Exercise set
#1 Answer these questions using the forum thread:
(a) How many grams did Epiks take on the first trip?
(b) What rule does Epiks mention?
(c) On what date did thehairyllama post?
#2 Duplicate everything in the forum thread from "True but the" down to "your own mind.".
#3 Translate this sentence from the forum thread into Spanish: "So you could do slow increments."

Passage shown
========

Same around here. Different drugs Different Increments LMAO. Id take the 1/8th if it was my first time..but I seem to have no fear for hallucinatory substances! For now.


----------



## thehairyllama (Jun 26, 2009)

True but the law is flawed. Sometimes while tripping, even having the idea before you tripped that you might take more..then you usually do..even if you dont need it..sometimes taking way to much and then getting raped by your own mind. 



Epiks said:


> I did 10g's my first trip, I wouldn't recommend it to a beginner psych, I had other psychs before. If I were you honestly I'd do an 1/8th to make sure I felt the full effect, I wouldn't want to take half of an 1/8 and be disappointed.
> 
> However, there is always that rule--You can always take more, but never less! So you could do slow increments.


----------



## born2killspam (Jun 26, 2009)

========

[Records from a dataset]

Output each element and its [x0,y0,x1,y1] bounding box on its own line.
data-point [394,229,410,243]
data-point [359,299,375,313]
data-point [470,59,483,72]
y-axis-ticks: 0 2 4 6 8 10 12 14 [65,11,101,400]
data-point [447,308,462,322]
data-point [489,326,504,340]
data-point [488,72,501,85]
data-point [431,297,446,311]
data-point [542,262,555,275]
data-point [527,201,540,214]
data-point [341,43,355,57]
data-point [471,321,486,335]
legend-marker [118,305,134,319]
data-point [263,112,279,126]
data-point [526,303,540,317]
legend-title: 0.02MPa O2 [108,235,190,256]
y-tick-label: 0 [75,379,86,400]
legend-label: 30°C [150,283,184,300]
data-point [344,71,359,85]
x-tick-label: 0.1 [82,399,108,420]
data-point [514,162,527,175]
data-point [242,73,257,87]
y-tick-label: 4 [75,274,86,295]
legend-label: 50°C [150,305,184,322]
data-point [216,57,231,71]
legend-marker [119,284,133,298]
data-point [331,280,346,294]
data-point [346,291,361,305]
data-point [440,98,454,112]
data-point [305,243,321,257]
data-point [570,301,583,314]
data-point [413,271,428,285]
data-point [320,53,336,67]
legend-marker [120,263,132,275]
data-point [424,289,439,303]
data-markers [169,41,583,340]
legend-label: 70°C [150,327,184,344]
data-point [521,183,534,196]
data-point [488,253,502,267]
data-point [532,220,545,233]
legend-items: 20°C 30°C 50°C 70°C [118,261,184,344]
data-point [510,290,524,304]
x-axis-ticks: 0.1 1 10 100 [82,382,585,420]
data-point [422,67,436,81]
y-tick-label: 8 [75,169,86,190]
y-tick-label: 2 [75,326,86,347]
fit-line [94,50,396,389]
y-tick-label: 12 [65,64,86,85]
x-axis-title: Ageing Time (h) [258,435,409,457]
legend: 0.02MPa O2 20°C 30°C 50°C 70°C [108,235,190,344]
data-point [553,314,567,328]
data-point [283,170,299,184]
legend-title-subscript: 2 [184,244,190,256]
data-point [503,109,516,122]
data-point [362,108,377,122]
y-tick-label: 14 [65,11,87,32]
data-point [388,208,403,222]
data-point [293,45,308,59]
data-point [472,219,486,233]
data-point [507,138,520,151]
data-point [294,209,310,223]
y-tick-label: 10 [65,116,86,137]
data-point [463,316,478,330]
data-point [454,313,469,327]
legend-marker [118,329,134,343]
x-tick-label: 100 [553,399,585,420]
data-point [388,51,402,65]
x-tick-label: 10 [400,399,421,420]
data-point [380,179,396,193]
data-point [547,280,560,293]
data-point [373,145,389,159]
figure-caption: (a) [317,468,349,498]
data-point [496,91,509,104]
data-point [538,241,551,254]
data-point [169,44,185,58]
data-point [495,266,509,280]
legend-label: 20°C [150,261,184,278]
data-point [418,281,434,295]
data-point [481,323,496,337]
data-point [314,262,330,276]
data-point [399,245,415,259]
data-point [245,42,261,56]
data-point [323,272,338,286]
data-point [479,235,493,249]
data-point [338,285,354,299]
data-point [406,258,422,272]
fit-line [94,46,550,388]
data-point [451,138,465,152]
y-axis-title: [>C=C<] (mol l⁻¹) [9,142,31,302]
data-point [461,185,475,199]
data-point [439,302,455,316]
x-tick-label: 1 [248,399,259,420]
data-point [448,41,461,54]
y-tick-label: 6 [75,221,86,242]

========

Numbered answers
#1
(a) 10g's
(b) You can always take more, but never less.
(c) Jun 26, 2009

#2
True but the law is flawed. Sometimes while tripping, even having the idea before you tripped that you might take more..then you usually do..even if you dont need it..sometimes taking way to much and then getting raped by your own mind.

#3 Así que podrías hacerlo en incrementos lentos.